--- start Materials provided ---
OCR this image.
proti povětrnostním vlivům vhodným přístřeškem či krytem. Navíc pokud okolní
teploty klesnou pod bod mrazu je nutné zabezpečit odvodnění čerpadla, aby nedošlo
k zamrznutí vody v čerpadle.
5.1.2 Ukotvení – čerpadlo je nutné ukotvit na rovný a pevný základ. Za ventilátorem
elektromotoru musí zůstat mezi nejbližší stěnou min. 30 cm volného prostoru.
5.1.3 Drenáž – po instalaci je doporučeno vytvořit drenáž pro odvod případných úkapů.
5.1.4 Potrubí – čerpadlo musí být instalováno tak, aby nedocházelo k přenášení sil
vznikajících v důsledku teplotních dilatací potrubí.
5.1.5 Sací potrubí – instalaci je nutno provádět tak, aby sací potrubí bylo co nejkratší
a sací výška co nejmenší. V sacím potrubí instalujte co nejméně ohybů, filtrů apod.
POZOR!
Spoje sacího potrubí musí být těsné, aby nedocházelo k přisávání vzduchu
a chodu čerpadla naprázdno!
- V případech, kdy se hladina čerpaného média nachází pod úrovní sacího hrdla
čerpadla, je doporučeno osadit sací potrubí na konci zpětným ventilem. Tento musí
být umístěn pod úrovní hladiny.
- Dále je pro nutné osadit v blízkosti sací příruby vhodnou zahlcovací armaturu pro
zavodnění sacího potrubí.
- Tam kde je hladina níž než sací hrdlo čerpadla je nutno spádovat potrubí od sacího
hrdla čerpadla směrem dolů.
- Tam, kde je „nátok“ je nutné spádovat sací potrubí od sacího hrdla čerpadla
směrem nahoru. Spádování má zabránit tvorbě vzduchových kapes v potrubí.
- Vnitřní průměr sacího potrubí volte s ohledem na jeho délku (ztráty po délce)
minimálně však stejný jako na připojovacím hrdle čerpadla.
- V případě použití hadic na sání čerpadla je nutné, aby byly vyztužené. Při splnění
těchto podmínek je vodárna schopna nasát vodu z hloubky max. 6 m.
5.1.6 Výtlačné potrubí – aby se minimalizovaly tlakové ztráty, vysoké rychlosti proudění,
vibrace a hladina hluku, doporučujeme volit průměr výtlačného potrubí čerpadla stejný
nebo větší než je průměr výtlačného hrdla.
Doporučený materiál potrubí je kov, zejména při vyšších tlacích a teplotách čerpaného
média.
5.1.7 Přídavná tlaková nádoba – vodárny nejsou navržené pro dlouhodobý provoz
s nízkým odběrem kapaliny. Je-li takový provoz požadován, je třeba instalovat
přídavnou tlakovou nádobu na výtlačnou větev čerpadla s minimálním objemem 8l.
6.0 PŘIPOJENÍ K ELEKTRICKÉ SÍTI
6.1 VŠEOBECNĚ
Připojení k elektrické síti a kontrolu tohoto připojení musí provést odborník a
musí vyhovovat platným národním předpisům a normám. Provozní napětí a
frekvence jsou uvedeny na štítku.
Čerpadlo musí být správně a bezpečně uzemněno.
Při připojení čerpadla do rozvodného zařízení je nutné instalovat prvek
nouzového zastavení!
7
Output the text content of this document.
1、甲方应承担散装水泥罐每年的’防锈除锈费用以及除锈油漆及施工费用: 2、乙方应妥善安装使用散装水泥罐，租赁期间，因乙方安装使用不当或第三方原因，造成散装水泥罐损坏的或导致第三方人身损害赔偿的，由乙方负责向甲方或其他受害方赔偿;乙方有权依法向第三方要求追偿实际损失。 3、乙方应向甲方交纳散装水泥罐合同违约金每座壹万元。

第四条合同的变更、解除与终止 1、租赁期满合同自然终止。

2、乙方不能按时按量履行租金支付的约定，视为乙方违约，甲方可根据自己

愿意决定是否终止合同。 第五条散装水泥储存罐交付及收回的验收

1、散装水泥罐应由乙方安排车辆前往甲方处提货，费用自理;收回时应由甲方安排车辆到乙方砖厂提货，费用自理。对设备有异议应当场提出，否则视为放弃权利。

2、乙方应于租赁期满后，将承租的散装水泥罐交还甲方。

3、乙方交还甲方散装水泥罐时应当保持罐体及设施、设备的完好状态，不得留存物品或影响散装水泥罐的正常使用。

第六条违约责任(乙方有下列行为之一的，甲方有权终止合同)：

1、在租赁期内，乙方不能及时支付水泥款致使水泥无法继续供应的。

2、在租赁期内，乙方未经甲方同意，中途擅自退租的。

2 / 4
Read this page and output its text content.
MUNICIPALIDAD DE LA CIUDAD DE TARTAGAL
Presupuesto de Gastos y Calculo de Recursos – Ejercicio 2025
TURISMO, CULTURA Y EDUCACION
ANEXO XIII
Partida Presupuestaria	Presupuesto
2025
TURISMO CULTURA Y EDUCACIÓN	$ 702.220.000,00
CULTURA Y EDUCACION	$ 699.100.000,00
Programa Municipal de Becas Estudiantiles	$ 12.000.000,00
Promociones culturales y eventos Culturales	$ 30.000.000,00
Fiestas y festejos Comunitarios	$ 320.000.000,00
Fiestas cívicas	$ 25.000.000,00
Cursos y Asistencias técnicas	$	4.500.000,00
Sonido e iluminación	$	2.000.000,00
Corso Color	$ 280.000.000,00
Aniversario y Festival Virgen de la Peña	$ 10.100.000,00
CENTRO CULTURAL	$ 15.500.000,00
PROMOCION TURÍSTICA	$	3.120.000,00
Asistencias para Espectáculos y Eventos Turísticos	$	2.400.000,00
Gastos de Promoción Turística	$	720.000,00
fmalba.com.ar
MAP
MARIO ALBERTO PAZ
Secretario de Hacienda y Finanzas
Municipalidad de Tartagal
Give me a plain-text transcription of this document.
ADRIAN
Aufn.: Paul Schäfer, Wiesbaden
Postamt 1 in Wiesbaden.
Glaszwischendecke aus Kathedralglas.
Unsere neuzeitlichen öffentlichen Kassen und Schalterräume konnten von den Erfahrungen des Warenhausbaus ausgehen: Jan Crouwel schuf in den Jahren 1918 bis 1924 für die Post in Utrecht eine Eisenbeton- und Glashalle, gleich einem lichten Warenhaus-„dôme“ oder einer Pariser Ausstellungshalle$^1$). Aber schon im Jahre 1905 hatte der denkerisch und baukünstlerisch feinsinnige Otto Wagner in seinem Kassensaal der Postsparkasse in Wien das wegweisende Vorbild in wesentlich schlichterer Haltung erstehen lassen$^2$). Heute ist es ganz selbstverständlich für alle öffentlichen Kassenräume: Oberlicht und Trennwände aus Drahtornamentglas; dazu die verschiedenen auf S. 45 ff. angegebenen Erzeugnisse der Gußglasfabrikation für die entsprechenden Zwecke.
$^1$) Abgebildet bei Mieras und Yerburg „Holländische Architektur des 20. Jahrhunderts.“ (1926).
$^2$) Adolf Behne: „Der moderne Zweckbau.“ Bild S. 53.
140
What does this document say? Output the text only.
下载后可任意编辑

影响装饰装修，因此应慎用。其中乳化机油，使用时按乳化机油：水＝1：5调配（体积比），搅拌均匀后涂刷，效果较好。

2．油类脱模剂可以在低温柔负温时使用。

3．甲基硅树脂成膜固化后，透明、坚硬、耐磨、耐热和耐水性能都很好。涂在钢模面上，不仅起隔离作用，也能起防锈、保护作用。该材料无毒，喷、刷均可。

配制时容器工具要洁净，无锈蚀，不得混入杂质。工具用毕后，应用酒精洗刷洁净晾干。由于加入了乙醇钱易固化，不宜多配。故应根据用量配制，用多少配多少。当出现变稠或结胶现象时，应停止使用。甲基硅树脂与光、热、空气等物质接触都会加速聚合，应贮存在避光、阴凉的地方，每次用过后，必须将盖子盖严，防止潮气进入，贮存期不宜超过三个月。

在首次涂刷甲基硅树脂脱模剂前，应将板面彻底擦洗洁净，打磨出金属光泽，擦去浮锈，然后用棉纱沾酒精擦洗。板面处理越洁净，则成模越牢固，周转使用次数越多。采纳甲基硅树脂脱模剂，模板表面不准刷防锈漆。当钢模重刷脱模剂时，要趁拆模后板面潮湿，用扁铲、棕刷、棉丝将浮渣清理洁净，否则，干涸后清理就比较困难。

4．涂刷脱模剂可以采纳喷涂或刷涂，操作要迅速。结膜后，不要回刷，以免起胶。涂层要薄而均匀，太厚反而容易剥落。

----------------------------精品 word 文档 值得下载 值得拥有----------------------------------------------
--- end Materials provided ---
▶ **Exercise requirements**
Look through the material above. Copy each line where the word "instalaci" appears.

▶ **Correct response**
5.1.3 Drenáž – po instalaci je doporučeno vytvořit drenáž pro odvod případných úkapů.
5.1.5 Sací potrubí – instalaci je nutno provádět tak, aby sací potrubí bylo co nejkratší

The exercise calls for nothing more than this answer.